A block of data
----------
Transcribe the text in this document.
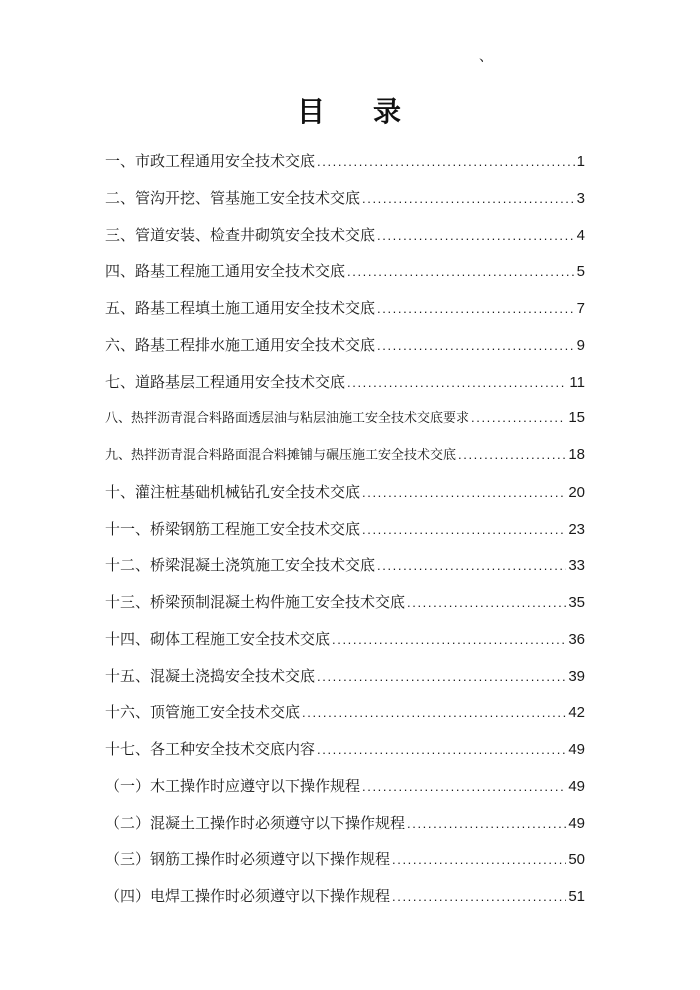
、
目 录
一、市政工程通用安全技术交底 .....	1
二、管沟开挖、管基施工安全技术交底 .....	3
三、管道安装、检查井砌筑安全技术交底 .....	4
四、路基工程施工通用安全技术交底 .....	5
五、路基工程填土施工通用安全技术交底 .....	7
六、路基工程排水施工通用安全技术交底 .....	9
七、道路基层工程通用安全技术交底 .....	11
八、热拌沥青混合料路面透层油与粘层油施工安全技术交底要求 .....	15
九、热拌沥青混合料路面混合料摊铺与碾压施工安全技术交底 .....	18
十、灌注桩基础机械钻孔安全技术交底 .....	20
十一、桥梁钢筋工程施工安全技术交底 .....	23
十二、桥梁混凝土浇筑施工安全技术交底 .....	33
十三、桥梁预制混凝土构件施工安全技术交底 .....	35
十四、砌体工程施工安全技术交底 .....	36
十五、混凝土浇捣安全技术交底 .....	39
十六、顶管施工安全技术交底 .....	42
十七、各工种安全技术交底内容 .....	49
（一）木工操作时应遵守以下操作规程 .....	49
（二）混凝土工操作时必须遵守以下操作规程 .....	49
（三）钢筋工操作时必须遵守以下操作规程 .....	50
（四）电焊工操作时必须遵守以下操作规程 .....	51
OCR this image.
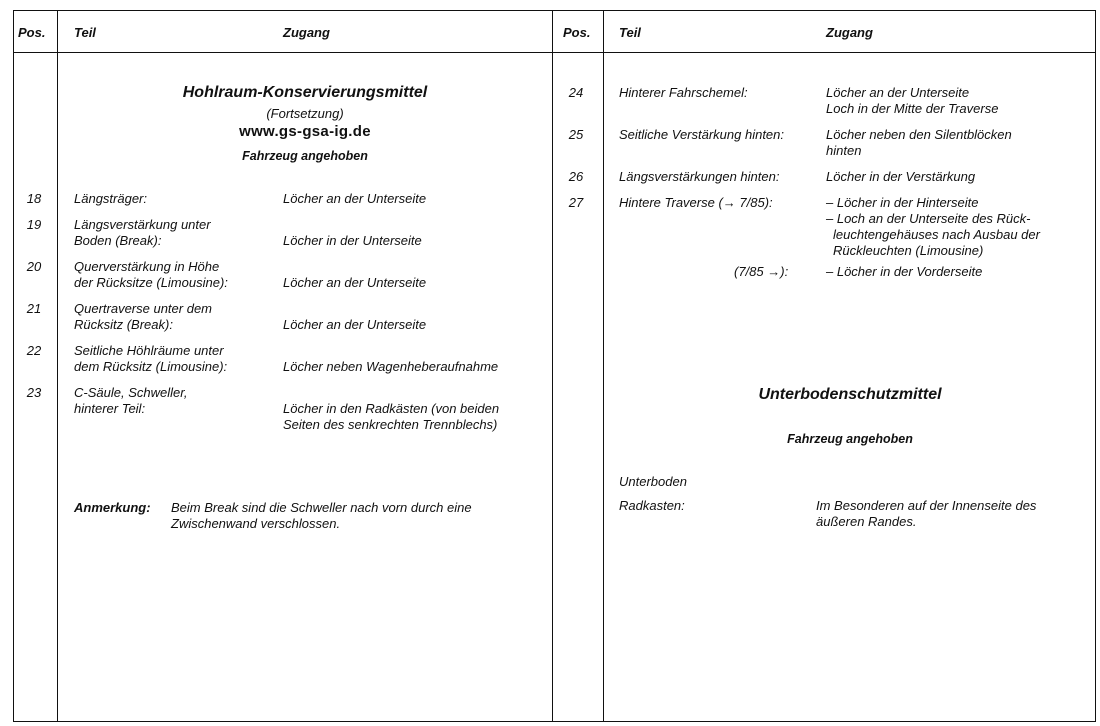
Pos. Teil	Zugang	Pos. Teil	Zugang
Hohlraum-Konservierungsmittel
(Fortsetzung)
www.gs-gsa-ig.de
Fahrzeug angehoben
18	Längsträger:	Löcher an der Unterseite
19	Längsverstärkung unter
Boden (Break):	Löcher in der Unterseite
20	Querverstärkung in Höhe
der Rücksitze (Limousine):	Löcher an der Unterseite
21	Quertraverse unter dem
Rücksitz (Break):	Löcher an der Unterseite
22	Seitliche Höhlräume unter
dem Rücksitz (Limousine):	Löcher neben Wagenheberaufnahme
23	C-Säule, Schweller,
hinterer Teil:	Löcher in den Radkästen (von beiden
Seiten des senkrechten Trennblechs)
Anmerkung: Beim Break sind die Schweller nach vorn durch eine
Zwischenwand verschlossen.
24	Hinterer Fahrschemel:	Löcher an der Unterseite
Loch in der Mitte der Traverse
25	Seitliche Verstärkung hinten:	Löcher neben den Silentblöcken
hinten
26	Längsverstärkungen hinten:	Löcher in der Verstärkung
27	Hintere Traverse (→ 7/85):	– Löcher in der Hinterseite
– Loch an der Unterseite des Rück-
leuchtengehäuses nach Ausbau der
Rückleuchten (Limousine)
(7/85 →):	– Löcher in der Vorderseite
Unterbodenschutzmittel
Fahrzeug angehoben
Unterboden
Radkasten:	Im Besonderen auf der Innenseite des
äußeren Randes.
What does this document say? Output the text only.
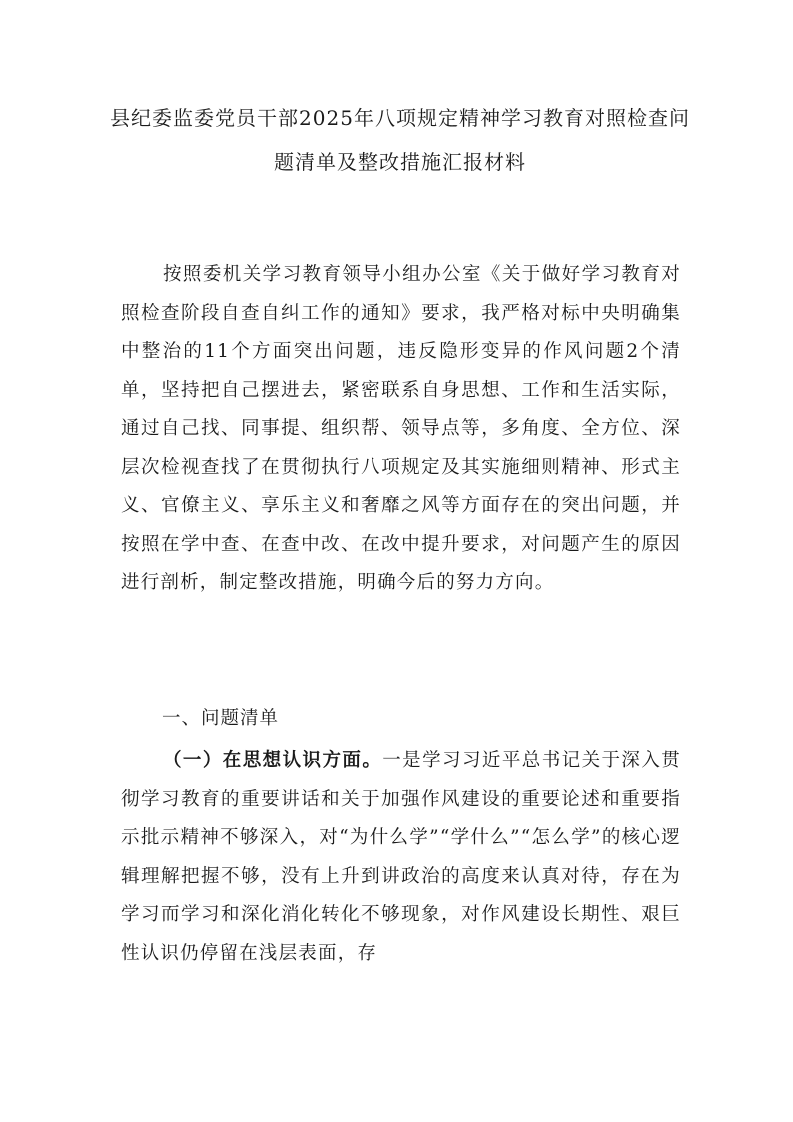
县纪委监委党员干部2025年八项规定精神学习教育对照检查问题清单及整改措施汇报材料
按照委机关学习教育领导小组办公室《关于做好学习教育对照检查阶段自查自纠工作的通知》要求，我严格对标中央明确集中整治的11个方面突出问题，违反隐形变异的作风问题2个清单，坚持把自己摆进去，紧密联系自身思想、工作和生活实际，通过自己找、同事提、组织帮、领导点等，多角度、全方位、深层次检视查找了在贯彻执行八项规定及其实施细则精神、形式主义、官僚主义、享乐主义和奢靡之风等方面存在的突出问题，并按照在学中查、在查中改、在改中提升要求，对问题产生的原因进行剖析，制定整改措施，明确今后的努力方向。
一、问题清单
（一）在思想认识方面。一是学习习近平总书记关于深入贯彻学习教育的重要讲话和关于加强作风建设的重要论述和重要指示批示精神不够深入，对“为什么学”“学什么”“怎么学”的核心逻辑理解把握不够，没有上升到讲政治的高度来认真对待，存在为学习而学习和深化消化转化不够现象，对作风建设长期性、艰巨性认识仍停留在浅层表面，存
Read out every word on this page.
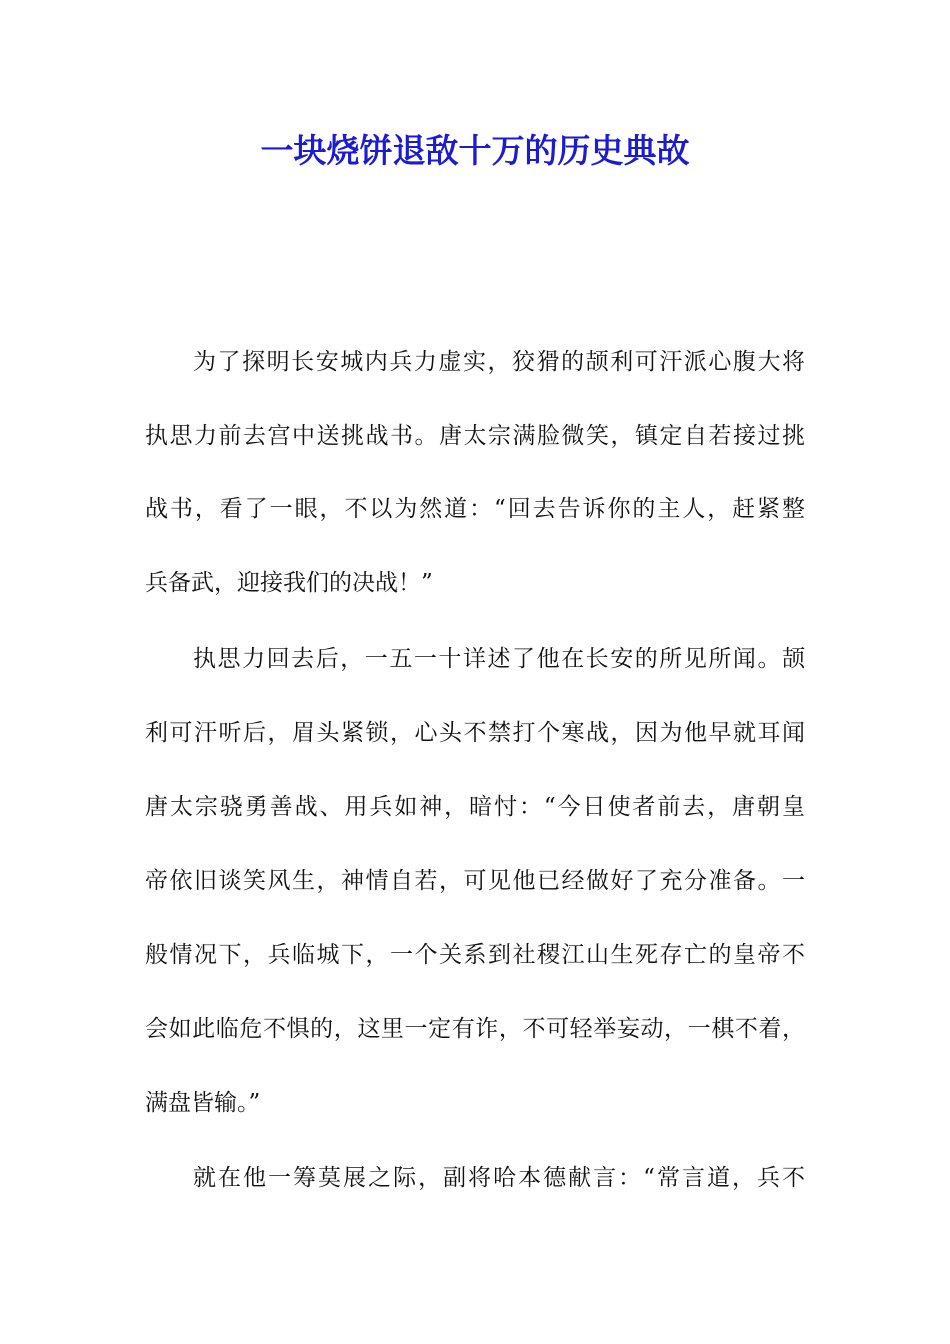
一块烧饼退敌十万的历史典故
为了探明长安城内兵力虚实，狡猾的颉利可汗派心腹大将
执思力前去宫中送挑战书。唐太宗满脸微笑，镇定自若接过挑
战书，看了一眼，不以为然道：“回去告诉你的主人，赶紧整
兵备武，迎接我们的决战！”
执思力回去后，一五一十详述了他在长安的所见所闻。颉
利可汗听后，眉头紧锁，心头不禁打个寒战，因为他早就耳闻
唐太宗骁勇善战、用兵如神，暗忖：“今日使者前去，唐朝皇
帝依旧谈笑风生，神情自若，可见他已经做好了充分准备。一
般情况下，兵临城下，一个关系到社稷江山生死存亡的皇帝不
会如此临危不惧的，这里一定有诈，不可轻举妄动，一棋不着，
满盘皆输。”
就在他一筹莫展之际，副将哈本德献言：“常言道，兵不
----------
▶ **DIRECTIVE**
Quote the records in full and exactly; skip any image.

▶ **EXERCISE OUTPUT**
Transcribe the text in this document.
、
目 录
一、市政工程通用安全技术交底 .....	1
二、管沟开挖、管基施工安全技术交底 .....	3
三、管道安装、检查井砌筑安全技术交底 .....	4
四、路基工程施工通用安全技术交底 .....	5
五、路基工程填土施工通用安全技术交底 .....	7
六、路基工程排水施工通用安全技术交底 .....	9
七、道路基层工程通用安全技术交底 .....	11
八、热拌沥青混合料路面透层油与粘层油施工安全技术交底要求 .....	15
九、热拌沥青混合料路面混合料摊铺与碾压施工安全技术交底 .....	18
十、灌注桩基础机械钻孔安全技术交底 .....	20
十一、桥梁钢筋工程施工安全技术交底 .....	23
十二、桥梁混凝土浇筑施工安全技术交底 .....	33
十三、桥梁预制混凝土构件施工安全技术交底 .....	35
十四、砌体工程施工安全技术交底 .....	36
十五、混凝土浇捣安全技术交底 .....	39
十六、顶管施工安全技术交底 .....	42
十七、各工种安全技术交底内容 .....	49
（一）木工操作时应遵守以下操作规程 .....	49
（二）混凝土工操作时必须遵守以下操作规程 .....	49
（三）钢筋工操作时必须遵守以下操作规程 .....	50
（四）电焊工操作时必须遵守以下操作规程 .....	51
OCR this image.
Pos. Teil	Zugang	Pos. Teil	Zugang
Hohlraum-Konservierungsmittel
(Fortsetzung)
www.gs-gsa-ig.de
Fahrzeug angehoben
18	Längsträger:	Löcher an der Unterseite
19	Längsverstärkung unter
Boden (Break):	Löcher in der Unterseite
20	Querverstärkung in Höhe
der Rücksitze (Limousine):	Löcher an der Unterseite
21	Quertraverse unter dem
Rücksitz (Break):	Löcher an der Unterseite
22	Seitliche Höhlräume unter
dem Rücksitz (Limousine):	Löcher neben Wagenheberaufnahme
23	C-Säule, Schweller,
hinterer Teil:	Löcher in den Radkästen (von beiden
Seiten des senkrechten Trennblechs)
Anmerkung: Beim Break sind die Schweller nach vorn durch eine
Zwischenwand verschlossen.
24	Hinterer Fahrschemel:	Löcher an der Unterseite
Loch in der Mitte der Traverse
25	Seitliche Verstärkung hinten:	Löcher neben den Silentblöcken
hinten
26	Längsverstärkungen hinten:	Löcher in der Verstärkung
27	Hintere Traverse (→ 7/85):	– Löcher in der Hinterseite
– Loch an der Unterseite des Rück-
leuchtengehäuses nach Ausbau der
Rückleuchten (Limousine)
(7/85 →):	– Löcher in der Vorderseite
Unterbodenschutzmittel
Fahrzeug angehoben
Unterboden
Radkasten:	Im Besonderen auf der Innenseite des
äußeren Randes.
What does this document say? Output the text only.
县纪委监委党员干部2025年八项规定精神学习教育对照检查问题清单及整改措施汇报材料
按照委机关学习教育领导小组办公室《关于做好学习教育对照检查阶段自查自纠工作的通知》要求，我严格对标中央明确集中整治的11个方面突出问题，违反隐形变异的作风问题2个清单，坚持把自己摆进去，紧密联系自身思想、工作和生活实际，通过自己找、同事提、组织帮、领导点等，多角度、全方位、深层次检视查找了在贯彻执行八项规定及其实施细则精神、形式主义、官僚主义、享乐主义和奢靡之风等方面存在的突出问题，并按照在学中查、在查中改、在改中提升要求，对问题产生的原因进行剖析，制定整改措施，明确今后的努力方向。
一、问题清单
（一）在思想认识方面。一是学习习近平总书记关于深入贯彻学习教育的重要讲话和关于加强作风建设的重要论述和重要指示批示精神不够深入，对“为什么学”“学什么”“怎么学”的核心逻辑理解把握不够，没有上升到讲政治的高度来认真对待，存在为学习而学习和深化消化转化不够现象，对作风建设长期性、艰巨性认识仍停留在浅层表面，存
Read out every word on this page.
一块烧饼退敌十万的历史典故
为了探明长安城内兵力虚实，狡猾的颉利可汗派心腹大将
执思力前去宫中送挑战书。唐太宗满脸微笑，镇定自若接过挑
战书，看了一眼，不以为然道：“回去告诉你的主人，赶紧整
兵备武，迎接我们的决战！”
执思力回去后，一五一十详述了他在长安的所见所闻。颉
利可汗听后，眉头紧锁，心头不禁打个寒战，因为他早就耳闻
唐太宗骁勇善战、用兵如神，暗忖：“今日使者前去，唐朝皇
帝依旧谈笑风生，神情自若，可见他已经做好了充分准备。一
般情况下，兵临城下，一个关系到社稷江山生死存亡的皇帝不
会如此临危不惧的，这里一定有诈，不可轻举妄动，一棋不着，
满盘皆输。”
就在他一筹莫展之际，副将哈本德献言：“常言道，兵不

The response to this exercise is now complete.